-- begin --

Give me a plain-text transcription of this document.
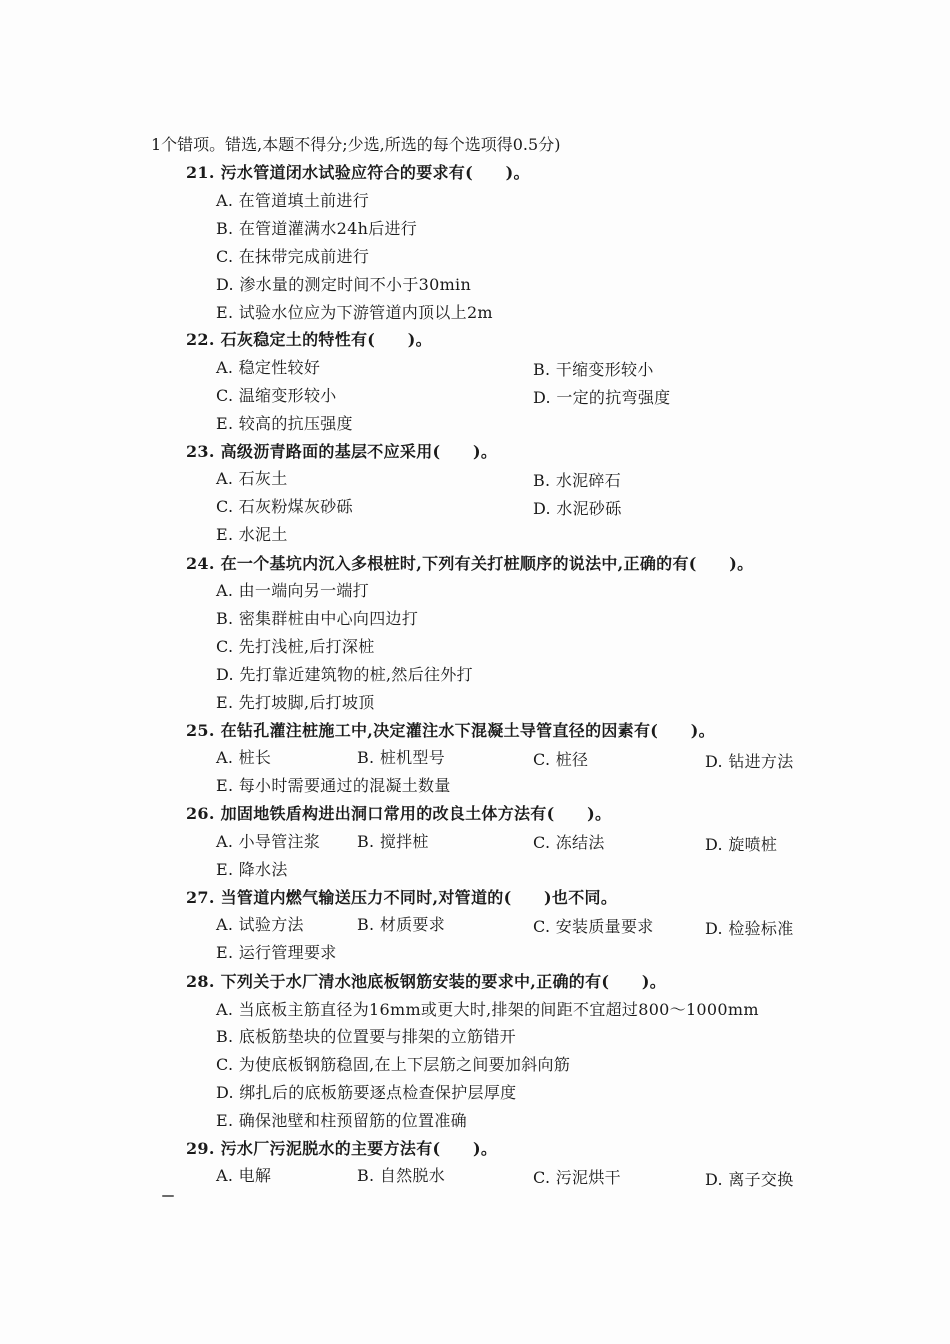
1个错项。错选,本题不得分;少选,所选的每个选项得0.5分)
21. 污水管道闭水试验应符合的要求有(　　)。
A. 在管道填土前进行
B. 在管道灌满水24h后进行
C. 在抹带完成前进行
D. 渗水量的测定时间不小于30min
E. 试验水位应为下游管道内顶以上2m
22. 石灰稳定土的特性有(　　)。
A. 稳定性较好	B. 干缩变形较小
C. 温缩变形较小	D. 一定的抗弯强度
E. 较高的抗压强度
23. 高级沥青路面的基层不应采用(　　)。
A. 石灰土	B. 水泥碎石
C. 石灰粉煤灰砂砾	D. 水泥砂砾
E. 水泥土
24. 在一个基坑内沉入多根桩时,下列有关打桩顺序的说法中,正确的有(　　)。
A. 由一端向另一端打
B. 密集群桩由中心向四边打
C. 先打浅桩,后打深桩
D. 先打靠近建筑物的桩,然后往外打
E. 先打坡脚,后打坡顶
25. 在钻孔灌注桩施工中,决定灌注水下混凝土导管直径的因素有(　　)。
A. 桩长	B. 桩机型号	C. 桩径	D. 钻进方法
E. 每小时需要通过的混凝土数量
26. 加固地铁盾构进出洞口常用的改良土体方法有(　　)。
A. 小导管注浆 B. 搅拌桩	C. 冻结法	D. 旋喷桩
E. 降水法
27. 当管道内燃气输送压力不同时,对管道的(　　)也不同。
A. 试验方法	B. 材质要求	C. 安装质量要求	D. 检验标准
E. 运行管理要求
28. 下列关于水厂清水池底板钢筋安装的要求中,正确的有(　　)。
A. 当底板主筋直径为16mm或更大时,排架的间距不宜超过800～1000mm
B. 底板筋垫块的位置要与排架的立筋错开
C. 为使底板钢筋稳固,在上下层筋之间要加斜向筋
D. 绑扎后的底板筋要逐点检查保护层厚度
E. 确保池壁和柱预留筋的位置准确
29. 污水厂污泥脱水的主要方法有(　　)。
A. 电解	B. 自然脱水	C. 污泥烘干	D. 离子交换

-- end --
-- begin --

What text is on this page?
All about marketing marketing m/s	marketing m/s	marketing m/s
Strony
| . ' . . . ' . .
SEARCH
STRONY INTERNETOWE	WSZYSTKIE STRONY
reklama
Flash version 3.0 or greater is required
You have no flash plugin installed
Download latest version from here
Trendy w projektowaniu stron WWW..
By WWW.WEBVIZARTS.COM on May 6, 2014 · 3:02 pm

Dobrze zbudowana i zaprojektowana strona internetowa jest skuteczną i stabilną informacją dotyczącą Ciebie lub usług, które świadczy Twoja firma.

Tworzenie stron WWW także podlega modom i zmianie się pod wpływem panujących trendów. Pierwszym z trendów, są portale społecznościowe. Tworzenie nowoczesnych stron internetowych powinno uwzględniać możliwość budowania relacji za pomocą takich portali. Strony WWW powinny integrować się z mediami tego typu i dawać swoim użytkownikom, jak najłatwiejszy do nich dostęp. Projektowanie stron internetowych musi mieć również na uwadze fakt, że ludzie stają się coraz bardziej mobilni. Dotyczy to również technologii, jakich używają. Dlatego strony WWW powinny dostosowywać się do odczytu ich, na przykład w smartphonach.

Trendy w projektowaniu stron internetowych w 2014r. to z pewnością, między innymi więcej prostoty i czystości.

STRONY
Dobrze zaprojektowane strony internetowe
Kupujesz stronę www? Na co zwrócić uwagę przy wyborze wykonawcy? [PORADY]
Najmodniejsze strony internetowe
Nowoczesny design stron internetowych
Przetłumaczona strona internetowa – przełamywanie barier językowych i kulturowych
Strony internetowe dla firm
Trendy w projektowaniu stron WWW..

-- end --

• **EXERCISE AIM**:
Reproduce each line holding the word "Dobrze".

• **TASK RESULT**:
Dobrze zbudowana i zaprojektowana strona internetowa jest skuteczną i stabilną informacją dotyczącą Ciebie lub usług, które świadczy Twoja firma.
Dobrze zaprojektowane strony internetowe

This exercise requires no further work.